--- BEGIN Supplied data ---

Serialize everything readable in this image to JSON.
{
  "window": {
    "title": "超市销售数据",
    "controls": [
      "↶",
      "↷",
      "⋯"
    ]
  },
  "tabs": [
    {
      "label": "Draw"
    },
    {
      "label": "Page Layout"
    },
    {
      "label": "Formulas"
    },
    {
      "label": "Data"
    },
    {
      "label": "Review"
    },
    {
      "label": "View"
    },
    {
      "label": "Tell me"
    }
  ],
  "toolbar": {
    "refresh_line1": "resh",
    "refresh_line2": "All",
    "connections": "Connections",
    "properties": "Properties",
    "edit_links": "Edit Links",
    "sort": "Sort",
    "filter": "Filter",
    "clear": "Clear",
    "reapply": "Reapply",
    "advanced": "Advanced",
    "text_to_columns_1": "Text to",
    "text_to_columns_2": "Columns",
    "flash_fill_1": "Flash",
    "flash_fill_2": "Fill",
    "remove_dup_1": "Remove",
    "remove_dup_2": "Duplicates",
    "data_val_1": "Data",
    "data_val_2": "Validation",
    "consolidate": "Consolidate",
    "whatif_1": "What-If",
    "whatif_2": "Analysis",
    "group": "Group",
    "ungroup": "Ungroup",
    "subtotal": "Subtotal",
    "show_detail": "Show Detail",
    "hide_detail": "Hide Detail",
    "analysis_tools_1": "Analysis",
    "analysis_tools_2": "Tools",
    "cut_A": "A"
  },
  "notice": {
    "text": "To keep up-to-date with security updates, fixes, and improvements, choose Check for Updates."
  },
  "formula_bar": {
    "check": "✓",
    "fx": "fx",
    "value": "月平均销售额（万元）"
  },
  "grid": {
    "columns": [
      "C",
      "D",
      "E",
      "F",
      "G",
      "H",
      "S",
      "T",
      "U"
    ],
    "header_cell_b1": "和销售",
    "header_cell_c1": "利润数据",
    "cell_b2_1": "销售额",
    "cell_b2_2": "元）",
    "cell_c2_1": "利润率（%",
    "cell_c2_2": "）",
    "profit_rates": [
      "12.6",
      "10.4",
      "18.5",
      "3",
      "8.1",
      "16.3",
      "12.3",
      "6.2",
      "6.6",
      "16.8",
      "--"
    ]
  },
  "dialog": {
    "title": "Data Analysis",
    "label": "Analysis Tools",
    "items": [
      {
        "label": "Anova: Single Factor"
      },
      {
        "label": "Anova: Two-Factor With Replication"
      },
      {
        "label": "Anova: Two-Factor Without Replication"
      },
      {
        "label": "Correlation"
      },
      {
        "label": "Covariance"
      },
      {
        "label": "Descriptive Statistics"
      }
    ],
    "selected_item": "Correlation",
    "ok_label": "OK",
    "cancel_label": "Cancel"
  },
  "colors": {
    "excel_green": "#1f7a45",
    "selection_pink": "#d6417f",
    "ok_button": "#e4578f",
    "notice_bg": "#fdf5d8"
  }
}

--- END Supplied data ---

:: What the exercise asks ::
Your task is to repeat the data exactly; please include every line.

:: Written reply ::
Serialize everything readable in this image to JSON.
{
  "window": {
    "title": "超市销售数据",
    "controls": [
      "↶",
      "↷",
      "⋯"
    ]
  },
  "tabs": [
    {
      "label": "Draw"
    },
    {
      "label": "Page Layout"
    },
    {
      "label": "Formulas"
    },
    {
      "label": "Data"
    },
    {
      "label": "Review"
    },
    {
      "label": "View"
    },
    {
      "label": "Tell me"
    }
  ],
  "toolbar": {
    "refresh_line1": "resh",
    "refresh_line2": "All",
    "connections": "Connections",
    "properties": "Properties",
    "edit_links": "Edit Links",
    "sort": "Sort",
    "filter": "Filter",
    "clear": "Clear",
    "reapply": "Reapply",
    "advanced": "Advanced",
    "text_to_columns_1": "Text to",
    "text_to_columns_2": "Columns",
    "flash_fill_1": "Flash",
    "flash_fill_2": "Fill",
    "remove_dup_1": "Remove",
    "remove_dup_2": "Duplicates",
    "data_val_1": "Data",
    "data_val_2": "Validation",
    "consolidate": "Consolidate",
    "whatif_1": "What-If",
    "whatif_2": "Analysis",
    "group": "Group",
    "ungroup": "Ungroup",
    "subtotal": "Subtotal",
    "show_detail": "Show Detail",
    "hide_detail": "Hide Detail",
    "analysis_tools_1": "Analysis",
    "analysis_tools_2": "Tools",
    "cut_A": "A"
  },
  "notice": {
    "text": "To keep up-to-date with security updates, fixes, and improvements, choose Check for Updates."
  },
  "formula_bar": {
    "check": "✓",
    "fx": "fx",
    "value": "月平均销售额（万元）"
  },
  "grid": {
    "columns": [
      "C",
      "D",
      "E",
      "F",
      "G",
      "H",
      "S",
      "T",
      "U"
    ],
    "header_cell_b1": "和销售",
    "header_cell_c1": "利润数据",
    "cell_b2_1": "销售额",
    "cell_b2_2": "元）",
    "cell_c2_1": "利润率（%",
    "cell_c2_2": "）",
    "profit_rates": [
      "12.6",
      "10.4",
      "18.5",
      "3",
      "8.1",
      "16.3",
      "12.3",
      "6.2",
      "6.6",
      "16.8",
      "--"
    ]
  },
  "dialog": {
    "title": "Data Analysis",
    "label": "Analysis Tools",
    "items": [
      {
        "label": "Anova: Single Factor"
      },
      {
        "label": "Anova: Two-Factor With Replication"
      },
      {
        "label": "Anova: Two-Factor Without Replication"
      },
      {
        "label": "Correlation"
      },
      {
        "label": "Covariance"
      },
      {
        "label": "Descriptive Statistics"
      }
    ],
    "selected_item": "Correlation",
    "ok_label": "OK",
    "cancel_label": "Cancel"
  },
  "colors": {
    "excel_green": "#1f7a45",
    "selection_pink": "#d6417f",
    "ok_button": "#e4578f",
    "notice_bg": "#fdf5d8"
  }
}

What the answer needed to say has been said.